Pictures do not belong in the copy. Return all of the entries exactly.
-- Begin --
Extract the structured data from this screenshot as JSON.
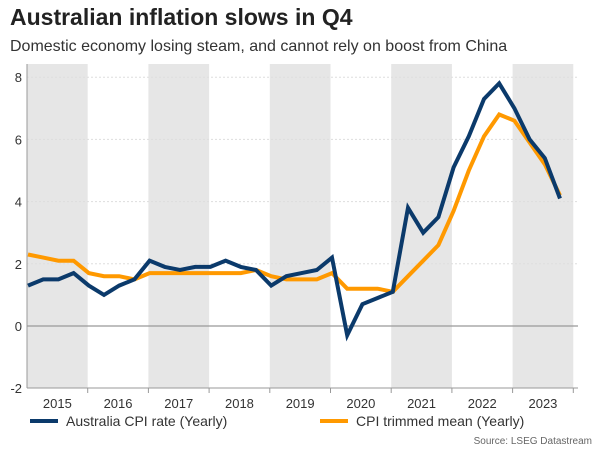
{
  "title": "Australian inflation slows in Q4",
  "subtitle": "Domestic economy losing steam, and cannot rely on boost from China",
  "source": "Source: LSEG Datastream",
  "chart_data": {
    "type": "line",
    "title": "Australian inflation slows in Q4",
    "xlabel": "",
    "ylabel": "",
    "ylim": [
      -2,
      8.5
    ],
    "yticks": [
      "-2",
      "0",
      "2",
      "4",
      "6",
      "8"
    ],
    "year_labels": [
      "2015",
      "2016",
      "2017",
      "2018",
      "2019",
      "2020",
      "2021",
      "2022",
      "2023"
    ],
    "shaded_years": [
      "2015",
      "2017",
      "2019",
      "2021",
      "2023"
    ],
    "grid": true,
    "legend": "bottom",
    "x": [
      "2015Q1",
      "2015Q2",
      "2015Q3",
      "2015Q4",
      "2016Q1",
      "2016Q2",
      "2016Q3",
      "2016Q4",
      "2017Q1",
      "2017Q2",
      "2017Q3",
      "2017Q4",
      "2018Q1",
      "2018Q2",
      "2018Q3",
      "2018Q4",
      "2019Q1",
      "2019Q2",
      "2019Q3",
      "2019Q4",
      "2020Q1",
      "2020Q2",
      "2020Q3",
      "2020Q4",
      "2021Q1",
      "2021Q2",
      "2021Q3",
      "2021Q4",
      "2022Q1",
      "2022Q2",
      "2022Q3",
      "2022Q4",
      "2023Q1",
      "2023Q2",
      "2023Q3",
      "2023Q4"
    ],
    "series": [
      {
        "name": "Australia CPI rate (Yearly)",
        "color": "#0b3a6b",
        "values": [
          1.3,
          1.5,
          1.5,
          1.7,
          1.3,
          1.0,
          1.3,
          1.5,
          2.1,
          1.9,
          1.8,
          1.9,
          1.9,
          2.1,
          1.9,
          1.8,
          1.3,
          1.6,
          1.7,
          1.8,
          2.2,
          -0.3,
          0.7,
          0.9,
          1.1,
          3.8,
          3.0,
          3.5,
          5.1,
          6.1,
          7.3,
          7.8,
          7.0,
          6.0,
          5.4,
          4.1
        ]
      },
      {
        "name": "CPI trimmed mean (Yearly)",
        "color": "#ff9900",
        "values": [
          2.3,
          2.2,
          2.1,
          2.1,
          1.7,
          1.6,
          1.6,
          1.5,
          1.7,
          1.7,
          1.7,
          1.7,
          1.7,
          1.7,
          1.7,
          1.8,
          1.6,
          1.5,
          1.5,
          1.5,
          1.7,
          1.2,
          1.2,
          1.2,
          1.1,
          1.6,
          2.1,
          2.6,
          3.7,
          5.0,
          6.1,
          6.8,
          6.6,
          5.9,
          5.2,
          4.2
        ]
      }
    ]
  }
}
-- End --
## FINISHED ANSWER
Extract the structured data from this screenshot as JSON.
{
  "title": "Australian inflation slows in Q4",
  "subtitle": "Domestic economy losing steam, and cannot rely on boost from China",
  "source": "Source: LSEG Datastream",
  "chart_data": {
    "type": "line",
    "title": "Australian inflation slows in Q4",
    "xlabel": "",
    "ylabel": "",
    "ylim": [
      -2,
      8.5
    ],
    "yticks": [
      "-2",
      "0",
      "2",
      "4",
      "6",
      "8"
    ],
    "year_labels": [
      "2015",
      "2016",
      "2017",
      "2018",
      "2019",
      "2020",
      "2021",
      "2022",
      "2023"
    ],
    "shaded_years": [
      "2015",
      "2017",
      "2019",
      "2021",
      "2023"
    ],
    "grid": true,
    "legend": "bottom",
    "x": [
      "2015Q1",
      "2015Q2",
      "2015Q3",
      "2015Q4",
      "2016Q1",
      "2016Q2",
      "2016Q3",
      "2016Q4",
      "2017Q1",
      "2017Q2",
      "2017Q3",
      "2017Q4",
      "2018Q1",
      "2018Q2",
      "2018Q3",
      "2018Q4",
      "2019Q1",
      "2019Q2",
      "2019Q3",
      "2019Q4",
      "2020Q1",
      "2020Q2",
      "2020Q3",
      "2020Q4",
      "2021Q1",
      "2021Q2",
      "2021Q3",
      "2021Q4",
      "2022Q1",
      "2022Q2",
      "2022Q3",
      "2022Q4",
      "2023Q1",
      "2023Q2",
      "2023Q3",
      "2023Q4"
    ],
    "series": [
      {
        "name": "Australia CPI rate (Yearly)",
        "color": "#0b3a6b",
        "values": [
          1.3,
          1.5,
          1.5,
          1.7,
          1.3,
          1.0,
          1.3,
          1.5,
          2.1,
          1.9,
          1.8,
          1.9,
          1.9,
          2.1,
          1.9,
          1.8,
          1.3,
          1.6,
          1.7,
          1.8,
          2.2,
          -0.3,
          0.7,
          0.9,
          1.1,
          3.8,
          3.0,
          3.5,
          5.1,
          6.1,
          7.3,
          7.8,
          7.0,
          6.0,
          5.4,
          4.1
        ]
      },
      {
        "name": "CPI trimmed mean (Yearly)",
        "color": "#ff9900",
        "values": [
          2.3,
          2.2,
          2.1,
          2.1,
          1.7,
          1.6,
          1.6,
          1.5,
          1.7,
          1.7,
          1.7,
          1.7,
          1.7,
          1.7,
          1.7,
          1.8,
          1.6,
          1.5,
          1.5,
          1.5,
          1.7,
          1.2,
          1.2,
          1.2,
          1.1,
          1.6,
          2.1,
          2.6,
          3.7,
          5.0,
          6.1,
          6.8,
          6.6,
          5.9,
          5.2,
          4.2
        ]
      }
    ]
  }
}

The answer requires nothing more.